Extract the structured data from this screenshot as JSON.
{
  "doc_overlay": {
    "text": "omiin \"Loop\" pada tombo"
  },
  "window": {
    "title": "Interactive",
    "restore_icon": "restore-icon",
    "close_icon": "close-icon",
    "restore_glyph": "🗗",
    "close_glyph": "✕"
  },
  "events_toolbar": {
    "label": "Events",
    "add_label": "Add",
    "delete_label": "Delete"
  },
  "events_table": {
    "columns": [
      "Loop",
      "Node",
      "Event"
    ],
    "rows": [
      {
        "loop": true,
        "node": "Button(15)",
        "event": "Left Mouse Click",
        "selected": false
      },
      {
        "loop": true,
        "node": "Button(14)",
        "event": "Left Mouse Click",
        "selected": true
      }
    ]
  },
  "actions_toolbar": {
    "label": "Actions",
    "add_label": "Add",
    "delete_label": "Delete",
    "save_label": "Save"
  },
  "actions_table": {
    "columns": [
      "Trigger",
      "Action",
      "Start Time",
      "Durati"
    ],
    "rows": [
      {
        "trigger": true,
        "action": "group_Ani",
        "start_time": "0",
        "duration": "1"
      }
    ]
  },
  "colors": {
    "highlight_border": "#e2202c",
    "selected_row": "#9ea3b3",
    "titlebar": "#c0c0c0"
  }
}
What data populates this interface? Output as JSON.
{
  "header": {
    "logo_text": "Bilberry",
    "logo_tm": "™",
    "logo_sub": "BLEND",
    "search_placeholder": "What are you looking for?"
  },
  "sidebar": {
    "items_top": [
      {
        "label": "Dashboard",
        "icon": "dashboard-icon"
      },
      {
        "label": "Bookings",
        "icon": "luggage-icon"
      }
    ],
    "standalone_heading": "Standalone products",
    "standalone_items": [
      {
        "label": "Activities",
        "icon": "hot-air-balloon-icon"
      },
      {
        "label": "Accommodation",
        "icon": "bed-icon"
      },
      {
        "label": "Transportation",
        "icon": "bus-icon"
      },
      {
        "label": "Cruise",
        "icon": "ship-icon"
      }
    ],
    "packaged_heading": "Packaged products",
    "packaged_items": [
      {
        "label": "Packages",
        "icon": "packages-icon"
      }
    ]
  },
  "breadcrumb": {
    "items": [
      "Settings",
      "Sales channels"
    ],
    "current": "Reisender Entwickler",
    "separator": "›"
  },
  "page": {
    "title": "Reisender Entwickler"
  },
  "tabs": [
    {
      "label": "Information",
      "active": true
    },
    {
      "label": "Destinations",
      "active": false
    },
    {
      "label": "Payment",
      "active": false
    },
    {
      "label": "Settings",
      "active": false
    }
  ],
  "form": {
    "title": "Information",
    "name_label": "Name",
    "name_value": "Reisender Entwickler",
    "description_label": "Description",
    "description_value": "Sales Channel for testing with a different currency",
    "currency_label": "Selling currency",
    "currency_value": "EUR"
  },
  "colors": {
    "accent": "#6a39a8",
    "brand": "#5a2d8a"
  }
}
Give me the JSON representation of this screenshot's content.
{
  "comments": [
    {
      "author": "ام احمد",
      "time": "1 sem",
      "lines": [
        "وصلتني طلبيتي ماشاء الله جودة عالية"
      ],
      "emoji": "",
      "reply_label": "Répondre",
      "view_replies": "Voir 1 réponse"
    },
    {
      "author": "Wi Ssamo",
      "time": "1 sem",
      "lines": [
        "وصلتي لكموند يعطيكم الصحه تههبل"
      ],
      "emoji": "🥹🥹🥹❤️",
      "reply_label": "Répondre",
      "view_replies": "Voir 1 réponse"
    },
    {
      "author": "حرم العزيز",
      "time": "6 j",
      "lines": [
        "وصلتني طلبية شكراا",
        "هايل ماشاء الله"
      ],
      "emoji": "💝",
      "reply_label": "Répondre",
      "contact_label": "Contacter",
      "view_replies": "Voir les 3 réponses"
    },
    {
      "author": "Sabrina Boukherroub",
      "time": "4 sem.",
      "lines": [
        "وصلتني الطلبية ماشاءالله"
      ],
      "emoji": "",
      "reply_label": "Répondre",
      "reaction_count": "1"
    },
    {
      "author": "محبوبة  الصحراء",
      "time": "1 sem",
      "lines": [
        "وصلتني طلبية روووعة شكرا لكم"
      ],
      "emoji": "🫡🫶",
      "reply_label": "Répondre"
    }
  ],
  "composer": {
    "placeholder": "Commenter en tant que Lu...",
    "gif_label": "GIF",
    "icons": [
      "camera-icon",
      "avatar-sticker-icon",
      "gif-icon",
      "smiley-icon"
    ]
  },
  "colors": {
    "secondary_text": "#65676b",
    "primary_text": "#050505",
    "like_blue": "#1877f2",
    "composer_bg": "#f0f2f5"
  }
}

#### YOUR TASK
Every entry should be printed again exactly as written.

#### RIGHT ANSWER
Extract the structured data from this screenshot as JSON.
{
  "doc_overlay": {
    "text": "omiin \"Loop\" pada tombo"
  },
  "window": {
    "title": "Interactive",
    "restore_icon": "restore-icon",
    "close_icon": "close-icon",
    "restore_glyph": "🗗",
    "close_glyph": "✕"
  },
  "events_toolbar": {
    "label": "Events",
    "add_label": "Add",
    "delete_label": "Delete"
  },
  "events_table": {
    "columns": [
      "Loop",
      "Node",
      "Event"
    ],
    "rows": [
      {
        "loop": true,
        "node": "Button(15)",
        "event": "Left Mouse Click",
        "selected": false
      },
      {
        "loop": true,
        "node": "Button(14)",
        "event": "Left Mouse Click",
        "selected": true
      }
    ]
  },
  "actions_toolbar": {
    "label": "Actions",
    "add_label": "Add",
    "delete_label": "Delete",
    "save_label": "Save"
  },
  "actions_table": {
    "columns": [
      "Trigger",
      "Action",
      "Start Time",
      "Durati"
    ],
    "rows": [
      {
        "trigger": true,
        "action": "group_Ani",
        "start_time": "0",
        "duration": "1"
      }
    ]
  },
  "colors": {
    "highlight_border": "#e2202c",
    "selected_row": "#9ea3b3",
    "titlebar": "#c0c0c0"
  }
}
What data populates this interface? Output as JSON.
{
  "header": {
    "logo_text": "Bilberry",
    "logo_tm": "™",
    "logo_sub": "BLEND",
    "search_placeholder": "What are you looking for?"
  },
  "sidebar": {
    "items_top": [
      {
        "label": "Dashboard",
        "icon": "dashboard-icon"
      },
      {
        "label": "Bookings",
        "icon": "luggage-icon"
      }
    ],
    "standalone_heading": "Standalone products",
    "standalone_items": [
      {
        "label": "Activities",
        "icon": "hot-air-balloon-icon"
      },
      {
        "label": "Accommodation",
        "icon": "bed-icon"
      },
      {
        "label": "Transportation",
        "icon": "bus-icon"
      },
      {
        "label": "Cruise",
        "icon": "ship-icon"
      }
    ],
    "packaged_heading": "Packaged products",
    "packaged_items": [
      {
        "label": "Packages",
        "icon": "packages-icon"
      }
    ]
  },
  "breadcrumb": {
    "items": [
      "Settings",
      "Sales channels"
    ],
    "current": "Reisender Entwickler",
    "separator": "›"
  },
  "page": {
    "title": "Reisender Entwickler"
  },
  "tabs": [
    {
      "label": "Information",
      "active": true
    },
    {
      "label": "Destinations",
      "active": false
    },
    {
      "label": "Payment",
      "active": false
    },
    {
      "label": "Settings",
      "active": false
    }
  ],
  "form": {
    "title": "Information",
    "name_label": "Name",
    "name_value": "Reisender Entwickler",
    "description_label": "Description",
    "description_value": "Sales Channel for testing with a different currency",
    "currency_label": "Selling currency",
    "currency_value": "EUR"
  },
  "colors": {
    "accent": "#6a39a8",
    "brand": "#5a2d8a"
  }
}
Give me the JSON representation of this screenshot's content.
{
  "comments": [
    {
      "author": "ام احمد",
      "time": "1 sem",
      "lines": [
        "وصلتني طلبيتي ماشاء الله جودة عالية"
      ],
      "emoji": "",
      "reply_label": "Répondre",
      "view_replies": "Voir 1 réponse"
    },
    {
      "author": "Wi Ssamo",
      "time": "1 sem",
      "lines": [
        "وصلتي لكموند يعطيكم الصحه تههبل"
      ],
      "emoji": "🥹🥹🥹❤️",
      "reply_label": "Répondre",
      "view_replies": "Voir 1 réponse"
    },
    {
      "author": "حرم العزيز",
      "time": "6 j",
      "lines": [
        "وصلتني طلبية شكراا",
        "هايل ماشاء الله"
      ],
      "emoji": "💝",
      "reply_label": "Répondre",
      "contact_label": "Contacter",
      "view_replies": "Voir les 3 réponses"
    },
    {
      "author": "Sabrina Boukherroub",
      "time": "4 sem.",
      "lines": [
        "وصلتني الطلبية ماشاءالله"
      ],
      "emoji": "",
      "reply_label": "Répondre",
      "reaction_count": "1"
    },
    {
      "author": "محبوبة  الصحراء",
      "time": "1 sem",
      "lines": [
        "وصلتني طلبية روووعة شكرا لكم"
      ],
      "emoji": "🫡🫶",
      "reply_label": "Répondre"
    }
  ],
  "composer": {
    "placeholder": "Commenter en tant que Lu...",
    "gif_label": "GIF",
    "icons": [
      "camera-icon",
      "avatar-sticker-icon",
      "gif-icon",
      "smiley-icon"
    ]
  },
  "colors": {
    "secondary_text": "#65676b",
    "primary_text": "#050505",
    "like_blue": "#1877f2",
    "composer_bg": "#f0f2f5"
  }
}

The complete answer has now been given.